■ PROBLEM 1 ■
Reproduce word for word the part of the Tunnel of Love passage from "Tunnel of Love is often" up to and including "yes, chiefly, marriage.".
■ PROBLEM 2 ■
Pick up the Tunnel of Love passage after its last sentence and carry it forward.

--- Start PROVIDED PASSAGE ---

As 1987 got under way Bruce headed back to New Jersey and began work on his next studio album, cutting three songs in one day. This time round, though, the writing took a different direction and most of the recordings were completed alone and with little involvement from the E Street Band*. Springsteen made a conscious decision to step back from the bombast.

“I really enjoyed the success of Born in the U.S.A., but by the end of that whole thing, I just kind of felt “Bruced” out. I was like “Whoa, enough of that.” You end up creating this sort of icon, and eventually it oppresses you….So when I wrote Tunnel of Love, I thought I had to reintroduce myself as a songwriter, in a very noniconic role. And it was a relief.”

Tunnel of Love is often referred to as the point at which Bruce began writing about men and women in relationships. That’s certainly not true – he’d been doing so for most of his career – only those relationships were more ‘fairytale’ (bleak or joyous) and told from the somewhat distant standpoint of the loner image Springsteen’s previous lack of commitment in the arena had afforded him. No; Tunnel of Love is Springsteen’s first set of truly nuanced, intricate, intimate and mature relationship songs that handle adult relationships and, yes, chiefly, marriage.

In focusing on his own relationship and putting those thoughts to song, Bruce created his most personal album to that point. It was clear that for the most part, these songs – besieged by inner demons – were based on personal experience. Of course, this inward focus didn’t please all. When he played the opener (the sparse ‘Ain’t Got You’) to Steven Van Zandt, it led to one of the biggest fights the pair had had- “I’m, like, ‘What the fuck is this?'” recalls Van Zandt. “And he’s, like, ‘Well, what do you mean, it’s the truth. It’s just who I am, it’s my life.’ And I’m like, ‘This is bullshit. People don’t need you talking about your life. Nobody gives a shit about your life. They need you for their lives. Thats your thing. Giving some logic and reason and sympathy and passion to this cold, fragmented, confusing world – that’s your gift. Explaining their lives to them. Their lives, not yours.'”

For an album opener, Ain’t Got You, is an odd one. I imagine it was sequenced in that way to give as clear an indication as possible that this isn’t Born in the USA 2. But it’s ‘Tougher Than The Rest‘ that sets the tone for the album – layered, synthesiser-heavy sound with a bit of menace and shot through with personal lyrics.  For my money (and my blog), that personal insight adds a truth and grit to these songs that had erstwhile been absent from Springsteen’s relationship songs and look for a larger goal. No longer do Bruce’s characters jump in a car and go looking for a promised land, Tunnel of Love (as with Nebraska) finds them dealing with the fact that the answers to their troubles lie with themselves. In ‘Cautious Man’ Bill Horton even heads down to the highway but “when he got there he didn’t find nothing but road”.

--- End PROVIDED PASSAGE ---
--- Start RECORDS SHOWN ---

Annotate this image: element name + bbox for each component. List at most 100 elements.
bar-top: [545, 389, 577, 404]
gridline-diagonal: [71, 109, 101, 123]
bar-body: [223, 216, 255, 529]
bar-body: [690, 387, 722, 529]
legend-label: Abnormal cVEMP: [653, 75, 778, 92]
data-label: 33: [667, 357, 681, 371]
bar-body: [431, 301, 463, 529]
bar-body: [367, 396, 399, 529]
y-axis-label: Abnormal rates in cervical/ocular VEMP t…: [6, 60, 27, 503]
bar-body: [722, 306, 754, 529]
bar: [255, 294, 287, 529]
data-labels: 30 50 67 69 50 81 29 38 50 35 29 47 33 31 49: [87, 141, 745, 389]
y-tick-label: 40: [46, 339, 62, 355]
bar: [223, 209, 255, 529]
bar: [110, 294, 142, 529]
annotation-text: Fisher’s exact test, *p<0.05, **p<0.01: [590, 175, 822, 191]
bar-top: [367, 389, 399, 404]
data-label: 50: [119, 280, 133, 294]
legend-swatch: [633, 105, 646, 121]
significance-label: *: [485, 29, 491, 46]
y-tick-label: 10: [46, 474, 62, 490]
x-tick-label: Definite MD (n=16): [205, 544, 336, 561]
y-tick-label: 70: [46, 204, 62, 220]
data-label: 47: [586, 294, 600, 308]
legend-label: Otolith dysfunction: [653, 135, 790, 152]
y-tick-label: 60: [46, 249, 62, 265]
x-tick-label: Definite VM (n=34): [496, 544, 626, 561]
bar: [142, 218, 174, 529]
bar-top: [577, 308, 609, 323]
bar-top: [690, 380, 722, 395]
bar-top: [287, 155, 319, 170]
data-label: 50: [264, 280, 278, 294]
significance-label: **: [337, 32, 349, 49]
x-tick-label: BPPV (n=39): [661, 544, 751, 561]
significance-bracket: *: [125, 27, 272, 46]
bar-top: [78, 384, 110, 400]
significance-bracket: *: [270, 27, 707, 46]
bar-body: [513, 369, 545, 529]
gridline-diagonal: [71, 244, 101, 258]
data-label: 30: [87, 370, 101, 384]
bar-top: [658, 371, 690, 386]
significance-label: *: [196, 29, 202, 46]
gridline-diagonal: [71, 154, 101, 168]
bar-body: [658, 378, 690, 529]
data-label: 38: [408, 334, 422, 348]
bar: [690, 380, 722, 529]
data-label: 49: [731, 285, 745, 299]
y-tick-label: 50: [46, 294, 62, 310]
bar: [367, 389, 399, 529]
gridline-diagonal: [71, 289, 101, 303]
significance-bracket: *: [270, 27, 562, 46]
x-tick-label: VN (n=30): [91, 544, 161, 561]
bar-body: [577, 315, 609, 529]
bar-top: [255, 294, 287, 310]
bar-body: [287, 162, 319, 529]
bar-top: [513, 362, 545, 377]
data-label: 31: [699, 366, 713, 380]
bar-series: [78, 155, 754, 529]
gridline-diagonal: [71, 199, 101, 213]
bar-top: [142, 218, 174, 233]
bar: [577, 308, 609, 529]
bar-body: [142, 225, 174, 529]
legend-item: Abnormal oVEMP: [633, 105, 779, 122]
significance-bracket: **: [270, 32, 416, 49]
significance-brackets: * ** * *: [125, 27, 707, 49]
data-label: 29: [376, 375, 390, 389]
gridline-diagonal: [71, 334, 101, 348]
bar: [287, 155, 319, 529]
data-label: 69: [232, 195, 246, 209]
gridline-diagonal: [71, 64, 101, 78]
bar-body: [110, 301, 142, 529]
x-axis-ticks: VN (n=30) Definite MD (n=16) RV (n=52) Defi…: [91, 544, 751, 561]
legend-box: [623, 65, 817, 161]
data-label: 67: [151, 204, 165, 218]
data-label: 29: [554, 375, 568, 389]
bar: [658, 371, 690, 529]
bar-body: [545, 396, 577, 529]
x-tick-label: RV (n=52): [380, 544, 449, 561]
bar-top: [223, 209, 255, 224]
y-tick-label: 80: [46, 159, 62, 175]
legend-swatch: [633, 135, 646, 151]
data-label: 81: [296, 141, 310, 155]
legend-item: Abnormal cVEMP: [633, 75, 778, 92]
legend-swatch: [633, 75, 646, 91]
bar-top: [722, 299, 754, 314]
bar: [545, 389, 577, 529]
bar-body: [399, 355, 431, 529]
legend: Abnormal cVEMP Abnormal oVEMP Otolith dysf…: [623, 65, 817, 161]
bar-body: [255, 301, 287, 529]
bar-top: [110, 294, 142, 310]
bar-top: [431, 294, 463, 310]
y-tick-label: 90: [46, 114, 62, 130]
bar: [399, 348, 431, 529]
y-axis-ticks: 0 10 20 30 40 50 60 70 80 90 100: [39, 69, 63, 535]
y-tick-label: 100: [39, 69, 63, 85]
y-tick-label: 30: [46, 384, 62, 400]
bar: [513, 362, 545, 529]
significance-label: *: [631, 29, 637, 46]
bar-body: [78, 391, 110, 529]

--- End RECORDS SHOWN ---

■ OUTPUT 1 ■
Tunnel of Love is often referred to as the point at which Bruce began writing about men and women in relationships. That’s certainly not true – he’d been doing so for most of his career – only those relationships were more ‘fairytale’ (bleak or joyous) and told from the somewhat distant standpoint of the loner image Springsteen’s previous lack of commitment in the arena had afforded him. No; Tunnel of Love is Springsteen’s first set of truly nuanced, intricate, intimate and mature relationship songs that handle adult relationships and, yes, chiefly, marriage.

■ OUTPUT 2 ■
The album isn’t entirely without the sheen and polish that would lure radio, though and Springsteen threads his quieter, more subdued and introspective songs around a roster of FM-friendly tunes. The album’s centre piece ‘Brilliant Disguise‘ (which Springsteen has referred to as containing the real crux of the album in its lyrics) was a Top Five hit and a further four of its songs were released as singles** including the album’s sole out-and-out rock tune ‘Spare Parts. Personally, my favourite of those is ‘One Step Up’ – that simple but effective melody that ticks away throughout just clicks perfectly for me.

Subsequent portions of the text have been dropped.